_Written instruction_
Set out every line bearing the string "ylabel".

_Source material_
— Begin —

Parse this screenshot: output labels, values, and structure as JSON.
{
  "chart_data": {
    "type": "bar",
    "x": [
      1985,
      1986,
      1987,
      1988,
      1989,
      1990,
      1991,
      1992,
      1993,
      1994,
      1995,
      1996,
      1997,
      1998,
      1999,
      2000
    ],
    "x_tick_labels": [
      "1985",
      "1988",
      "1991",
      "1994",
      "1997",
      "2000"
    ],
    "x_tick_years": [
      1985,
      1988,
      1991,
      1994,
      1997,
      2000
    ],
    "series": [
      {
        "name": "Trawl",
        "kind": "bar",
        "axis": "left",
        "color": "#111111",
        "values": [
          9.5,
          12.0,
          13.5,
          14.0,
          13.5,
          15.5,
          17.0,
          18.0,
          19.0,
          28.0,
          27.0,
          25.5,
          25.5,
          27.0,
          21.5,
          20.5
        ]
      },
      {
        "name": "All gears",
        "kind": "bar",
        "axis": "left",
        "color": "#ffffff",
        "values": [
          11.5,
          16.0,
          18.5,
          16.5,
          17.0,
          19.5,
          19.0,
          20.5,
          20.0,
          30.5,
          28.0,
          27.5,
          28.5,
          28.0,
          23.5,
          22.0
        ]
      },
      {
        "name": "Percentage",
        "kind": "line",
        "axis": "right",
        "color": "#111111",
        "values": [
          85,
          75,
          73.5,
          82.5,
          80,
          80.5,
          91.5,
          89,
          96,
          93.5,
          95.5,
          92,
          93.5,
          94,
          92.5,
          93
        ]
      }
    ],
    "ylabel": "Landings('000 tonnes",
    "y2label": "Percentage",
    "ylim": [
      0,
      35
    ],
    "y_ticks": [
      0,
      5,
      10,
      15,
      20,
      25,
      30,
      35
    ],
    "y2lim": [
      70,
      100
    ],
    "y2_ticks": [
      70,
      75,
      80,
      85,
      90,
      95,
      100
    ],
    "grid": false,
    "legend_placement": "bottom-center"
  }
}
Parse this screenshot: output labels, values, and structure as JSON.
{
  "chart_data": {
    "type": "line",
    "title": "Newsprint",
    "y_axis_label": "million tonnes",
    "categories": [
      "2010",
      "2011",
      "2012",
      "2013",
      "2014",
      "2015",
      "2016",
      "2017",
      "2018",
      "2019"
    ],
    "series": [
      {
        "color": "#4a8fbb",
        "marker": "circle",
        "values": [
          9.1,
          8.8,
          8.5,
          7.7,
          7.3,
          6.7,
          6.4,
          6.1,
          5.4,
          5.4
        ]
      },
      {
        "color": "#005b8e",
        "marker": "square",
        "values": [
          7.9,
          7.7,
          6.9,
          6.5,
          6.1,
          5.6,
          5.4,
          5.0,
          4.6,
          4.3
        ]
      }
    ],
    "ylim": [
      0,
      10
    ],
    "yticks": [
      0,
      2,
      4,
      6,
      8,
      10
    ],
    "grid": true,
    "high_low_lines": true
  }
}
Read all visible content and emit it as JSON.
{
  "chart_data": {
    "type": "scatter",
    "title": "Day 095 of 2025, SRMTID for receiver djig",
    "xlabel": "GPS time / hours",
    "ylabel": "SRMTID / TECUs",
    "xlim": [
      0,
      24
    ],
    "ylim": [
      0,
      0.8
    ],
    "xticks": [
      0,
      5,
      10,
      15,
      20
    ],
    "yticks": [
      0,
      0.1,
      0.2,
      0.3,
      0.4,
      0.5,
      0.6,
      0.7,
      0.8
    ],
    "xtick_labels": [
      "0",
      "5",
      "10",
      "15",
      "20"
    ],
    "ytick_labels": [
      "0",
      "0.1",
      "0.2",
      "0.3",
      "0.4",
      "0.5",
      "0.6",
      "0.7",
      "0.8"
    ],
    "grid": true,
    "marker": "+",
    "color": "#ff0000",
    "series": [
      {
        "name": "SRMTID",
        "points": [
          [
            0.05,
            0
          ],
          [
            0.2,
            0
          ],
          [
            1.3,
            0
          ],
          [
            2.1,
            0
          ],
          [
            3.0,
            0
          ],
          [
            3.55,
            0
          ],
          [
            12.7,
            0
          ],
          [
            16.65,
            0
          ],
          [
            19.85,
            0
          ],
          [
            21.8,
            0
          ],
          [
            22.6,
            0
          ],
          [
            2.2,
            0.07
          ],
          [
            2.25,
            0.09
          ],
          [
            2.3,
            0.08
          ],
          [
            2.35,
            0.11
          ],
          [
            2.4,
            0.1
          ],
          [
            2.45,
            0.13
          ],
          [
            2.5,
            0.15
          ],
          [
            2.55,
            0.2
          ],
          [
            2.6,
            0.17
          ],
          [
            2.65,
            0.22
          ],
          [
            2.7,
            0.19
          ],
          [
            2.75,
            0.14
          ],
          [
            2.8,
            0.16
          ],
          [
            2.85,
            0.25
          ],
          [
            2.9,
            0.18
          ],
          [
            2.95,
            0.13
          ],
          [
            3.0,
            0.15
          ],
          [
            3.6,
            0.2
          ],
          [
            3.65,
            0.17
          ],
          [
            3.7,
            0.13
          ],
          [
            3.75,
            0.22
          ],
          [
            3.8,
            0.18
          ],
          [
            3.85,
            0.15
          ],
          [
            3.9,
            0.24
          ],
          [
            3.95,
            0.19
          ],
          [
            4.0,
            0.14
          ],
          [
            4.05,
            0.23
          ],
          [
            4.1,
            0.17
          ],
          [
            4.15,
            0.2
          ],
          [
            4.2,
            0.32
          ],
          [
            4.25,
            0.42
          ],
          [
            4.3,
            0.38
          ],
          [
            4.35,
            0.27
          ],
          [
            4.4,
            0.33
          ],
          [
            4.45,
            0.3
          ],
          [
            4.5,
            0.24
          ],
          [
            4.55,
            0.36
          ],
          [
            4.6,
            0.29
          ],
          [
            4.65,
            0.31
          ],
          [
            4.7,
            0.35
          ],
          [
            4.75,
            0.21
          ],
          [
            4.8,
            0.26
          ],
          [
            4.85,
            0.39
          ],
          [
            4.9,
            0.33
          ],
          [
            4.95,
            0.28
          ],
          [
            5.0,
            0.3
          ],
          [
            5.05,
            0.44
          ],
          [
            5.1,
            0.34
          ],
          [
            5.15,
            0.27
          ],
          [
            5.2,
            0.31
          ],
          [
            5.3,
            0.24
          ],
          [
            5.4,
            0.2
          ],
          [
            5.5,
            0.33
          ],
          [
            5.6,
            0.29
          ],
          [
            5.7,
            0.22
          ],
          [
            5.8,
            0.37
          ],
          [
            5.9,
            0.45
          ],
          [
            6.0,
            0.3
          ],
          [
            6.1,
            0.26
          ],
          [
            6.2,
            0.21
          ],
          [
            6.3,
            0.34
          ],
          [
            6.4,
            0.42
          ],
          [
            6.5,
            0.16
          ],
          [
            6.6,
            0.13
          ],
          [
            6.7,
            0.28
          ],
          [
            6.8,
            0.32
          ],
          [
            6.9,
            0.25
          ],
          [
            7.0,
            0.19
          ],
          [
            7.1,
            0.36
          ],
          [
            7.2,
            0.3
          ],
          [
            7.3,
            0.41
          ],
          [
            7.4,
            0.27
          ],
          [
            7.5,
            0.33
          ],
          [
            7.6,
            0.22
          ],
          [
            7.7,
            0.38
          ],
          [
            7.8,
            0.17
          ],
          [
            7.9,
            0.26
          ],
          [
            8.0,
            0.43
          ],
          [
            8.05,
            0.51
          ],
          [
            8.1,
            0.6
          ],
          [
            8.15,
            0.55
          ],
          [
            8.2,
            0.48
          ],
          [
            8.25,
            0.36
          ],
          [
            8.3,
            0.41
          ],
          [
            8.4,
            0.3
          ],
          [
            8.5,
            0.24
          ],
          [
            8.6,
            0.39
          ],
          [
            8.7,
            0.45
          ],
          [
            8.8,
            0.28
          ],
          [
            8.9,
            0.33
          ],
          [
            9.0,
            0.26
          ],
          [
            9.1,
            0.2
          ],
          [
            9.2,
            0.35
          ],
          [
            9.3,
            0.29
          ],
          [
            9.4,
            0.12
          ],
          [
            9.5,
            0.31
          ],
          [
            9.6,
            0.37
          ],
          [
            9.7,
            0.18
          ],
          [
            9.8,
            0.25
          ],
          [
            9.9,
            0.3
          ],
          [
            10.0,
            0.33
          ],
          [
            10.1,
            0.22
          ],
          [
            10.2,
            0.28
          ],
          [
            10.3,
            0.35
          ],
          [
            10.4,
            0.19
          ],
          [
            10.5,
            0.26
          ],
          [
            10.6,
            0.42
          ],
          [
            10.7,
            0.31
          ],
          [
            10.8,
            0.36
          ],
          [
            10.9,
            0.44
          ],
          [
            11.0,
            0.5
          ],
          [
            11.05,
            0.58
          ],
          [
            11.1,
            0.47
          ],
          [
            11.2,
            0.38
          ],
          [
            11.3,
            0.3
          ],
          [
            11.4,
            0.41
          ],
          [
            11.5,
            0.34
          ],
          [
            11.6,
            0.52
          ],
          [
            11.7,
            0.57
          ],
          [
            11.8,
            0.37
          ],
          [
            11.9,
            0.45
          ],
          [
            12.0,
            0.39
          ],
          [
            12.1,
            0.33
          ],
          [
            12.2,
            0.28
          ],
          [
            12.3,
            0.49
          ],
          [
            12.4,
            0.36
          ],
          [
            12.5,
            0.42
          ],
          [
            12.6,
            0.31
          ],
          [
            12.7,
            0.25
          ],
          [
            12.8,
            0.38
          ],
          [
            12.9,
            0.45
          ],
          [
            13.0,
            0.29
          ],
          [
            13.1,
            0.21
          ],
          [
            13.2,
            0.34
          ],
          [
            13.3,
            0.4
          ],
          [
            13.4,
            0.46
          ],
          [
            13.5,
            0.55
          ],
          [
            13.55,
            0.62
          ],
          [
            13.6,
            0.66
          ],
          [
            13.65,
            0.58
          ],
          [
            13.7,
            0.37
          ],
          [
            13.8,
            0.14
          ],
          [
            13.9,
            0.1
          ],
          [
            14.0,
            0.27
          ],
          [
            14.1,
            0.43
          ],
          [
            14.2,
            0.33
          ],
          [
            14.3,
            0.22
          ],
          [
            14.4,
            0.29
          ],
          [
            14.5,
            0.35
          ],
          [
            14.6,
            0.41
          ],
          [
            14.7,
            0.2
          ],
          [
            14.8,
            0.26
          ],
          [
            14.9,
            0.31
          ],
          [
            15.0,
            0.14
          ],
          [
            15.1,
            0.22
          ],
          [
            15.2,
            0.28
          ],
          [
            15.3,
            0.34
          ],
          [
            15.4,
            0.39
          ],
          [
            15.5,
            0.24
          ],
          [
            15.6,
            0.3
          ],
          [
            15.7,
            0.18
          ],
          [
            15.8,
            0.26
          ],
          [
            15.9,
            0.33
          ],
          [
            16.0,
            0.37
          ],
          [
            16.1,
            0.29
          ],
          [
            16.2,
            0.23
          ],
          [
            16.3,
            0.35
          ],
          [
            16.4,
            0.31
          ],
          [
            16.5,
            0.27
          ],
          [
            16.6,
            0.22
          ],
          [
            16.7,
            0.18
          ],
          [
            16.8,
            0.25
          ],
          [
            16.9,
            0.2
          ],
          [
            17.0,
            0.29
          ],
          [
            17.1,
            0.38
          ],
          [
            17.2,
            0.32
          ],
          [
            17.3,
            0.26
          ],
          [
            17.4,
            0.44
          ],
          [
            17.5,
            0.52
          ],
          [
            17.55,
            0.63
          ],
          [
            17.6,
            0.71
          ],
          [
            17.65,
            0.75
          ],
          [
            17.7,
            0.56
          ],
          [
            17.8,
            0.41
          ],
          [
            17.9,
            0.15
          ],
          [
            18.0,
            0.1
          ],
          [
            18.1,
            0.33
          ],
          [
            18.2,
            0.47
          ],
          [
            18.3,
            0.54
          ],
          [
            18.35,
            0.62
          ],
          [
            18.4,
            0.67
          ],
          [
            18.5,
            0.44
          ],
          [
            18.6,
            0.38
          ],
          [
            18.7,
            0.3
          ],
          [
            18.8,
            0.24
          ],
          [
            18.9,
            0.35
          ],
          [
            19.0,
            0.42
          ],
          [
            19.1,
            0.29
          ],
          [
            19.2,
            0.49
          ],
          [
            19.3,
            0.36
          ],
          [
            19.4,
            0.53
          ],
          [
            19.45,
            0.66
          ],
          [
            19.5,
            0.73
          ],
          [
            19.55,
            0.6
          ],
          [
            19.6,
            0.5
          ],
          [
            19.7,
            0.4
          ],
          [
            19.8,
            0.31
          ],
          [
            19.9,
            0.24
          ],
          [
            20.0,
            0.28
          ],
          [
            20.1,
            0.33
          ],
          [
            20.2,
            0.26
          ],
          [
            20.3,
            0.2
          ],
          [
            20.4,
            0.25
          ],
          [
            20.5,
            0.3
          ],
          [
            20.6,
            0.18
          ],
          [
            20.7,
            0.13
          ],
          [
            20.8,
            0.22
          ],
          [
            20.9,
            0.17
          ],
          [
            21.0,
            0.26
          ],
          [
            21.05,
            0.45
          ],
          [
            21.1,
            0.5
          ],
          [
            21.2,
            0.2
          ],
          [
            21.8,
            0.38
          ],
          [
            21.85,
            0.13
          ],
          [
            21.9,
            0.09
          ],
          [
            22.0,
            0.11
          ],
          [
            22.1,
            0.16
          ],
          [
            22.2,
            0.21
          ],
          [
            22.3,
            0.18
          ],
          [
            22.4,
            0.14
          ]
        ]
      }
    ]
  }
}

— End —

_Solution for this task_
    "ylabel": "Landings('000 tonnes",
    "ylabel": "SRMTID / TECUs",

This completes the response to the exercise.